* begin SOURCE RECORDS *
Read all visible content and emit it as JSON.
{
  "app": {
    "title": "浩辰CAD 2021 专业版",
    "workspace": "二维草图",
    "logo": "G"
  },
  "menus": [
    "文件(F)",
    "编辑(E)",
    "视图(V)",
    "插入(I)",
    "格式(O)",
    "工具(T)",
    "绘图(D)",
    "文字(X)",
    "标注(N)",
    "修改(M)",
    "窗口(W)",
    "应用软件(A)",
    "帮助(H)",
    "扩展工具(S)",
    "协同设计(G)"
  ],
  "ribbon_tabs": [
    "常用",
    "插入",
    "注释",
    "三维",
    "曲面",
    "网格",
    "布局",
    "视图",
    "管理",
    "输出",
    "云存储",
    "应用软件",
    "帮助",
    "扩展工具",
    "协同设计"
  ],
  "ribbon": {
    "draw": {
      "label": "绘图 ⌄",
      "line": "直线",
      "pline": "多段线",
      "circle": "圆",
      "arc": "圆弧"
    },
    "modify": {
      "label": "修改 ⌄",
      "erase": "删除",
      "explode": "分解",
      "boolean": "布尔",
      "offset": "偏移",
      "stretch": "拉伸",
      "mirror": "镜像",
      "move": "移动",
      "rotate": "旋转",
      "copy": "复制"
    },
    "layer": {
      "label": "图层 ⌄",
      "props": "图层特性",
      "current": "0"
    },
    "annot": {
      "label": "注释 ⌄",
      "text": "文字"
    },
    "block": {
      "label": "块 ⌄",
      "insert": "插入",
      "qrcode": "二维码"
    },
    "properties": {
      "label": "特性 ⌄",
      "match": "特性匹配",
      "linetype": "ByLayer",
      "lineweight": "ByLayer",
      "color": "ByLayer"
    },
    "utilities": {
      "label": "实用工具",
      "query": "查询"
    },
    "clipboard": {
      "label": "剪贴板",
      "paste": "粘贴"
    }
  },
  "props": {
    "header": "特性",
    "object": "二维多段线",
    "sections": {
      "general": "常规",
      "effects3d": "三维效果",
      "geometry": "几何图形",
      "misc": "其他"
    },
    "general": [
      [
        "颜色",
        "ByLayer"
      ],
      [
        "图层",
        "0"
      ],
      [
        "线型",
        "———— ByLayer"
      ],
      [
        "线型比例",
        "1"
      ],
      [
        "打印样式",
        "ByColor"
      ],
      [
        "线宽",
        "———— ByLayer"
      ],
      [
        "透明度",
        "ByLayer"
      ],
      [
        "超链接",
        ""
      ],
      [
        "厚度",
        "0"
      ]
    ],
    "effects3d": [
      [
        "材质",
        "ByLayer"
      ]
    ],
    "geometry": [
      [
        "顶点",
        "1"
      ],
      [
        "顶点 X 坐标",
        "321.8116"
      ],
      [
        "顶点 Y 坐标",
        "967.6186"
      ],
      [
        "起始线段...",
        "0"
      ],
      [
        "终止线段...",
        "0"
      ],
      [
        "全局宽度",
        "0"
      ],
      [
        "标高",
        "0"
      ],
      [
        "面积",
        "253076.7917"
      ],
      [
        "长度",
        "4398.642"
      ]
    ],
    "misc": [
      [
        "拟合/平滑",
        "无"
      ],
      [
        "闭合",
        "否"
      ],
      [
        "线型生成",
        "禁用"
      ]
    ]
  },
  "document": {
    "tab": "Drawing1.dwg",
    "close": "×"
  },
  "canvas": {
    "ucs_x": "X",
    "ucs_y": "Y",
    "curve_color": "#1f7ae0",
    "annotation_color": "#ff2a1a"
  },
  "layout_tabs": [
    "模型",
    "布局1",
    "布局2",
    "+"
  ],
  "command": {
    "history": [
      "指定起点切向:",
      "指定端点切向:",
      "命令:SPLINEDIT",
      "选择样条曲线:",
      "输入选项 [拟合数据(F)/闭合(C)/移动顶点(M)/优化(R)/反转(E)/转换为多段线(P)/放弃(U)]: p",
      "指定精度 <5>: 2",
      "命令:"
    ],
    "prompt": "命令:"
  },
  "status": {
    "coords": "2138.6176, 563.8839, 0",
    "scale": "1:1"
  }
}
* end SOURCE RECORDS *
▸ WHAT IS EXPECTED: In the records above, find the lines containing "label" and copy them.

▸ RESULT OF THIS EXERCISE:
      "label": "绘图 ⌄",
      "label": "修改 ⌄",
      "label": "图层 ⌄",
      "label": "注释 ⌄",
      "label": "块 ⌄",
      "label": "特性 ⌄",
      "label": "实用工具",
      "label": "剪贴板",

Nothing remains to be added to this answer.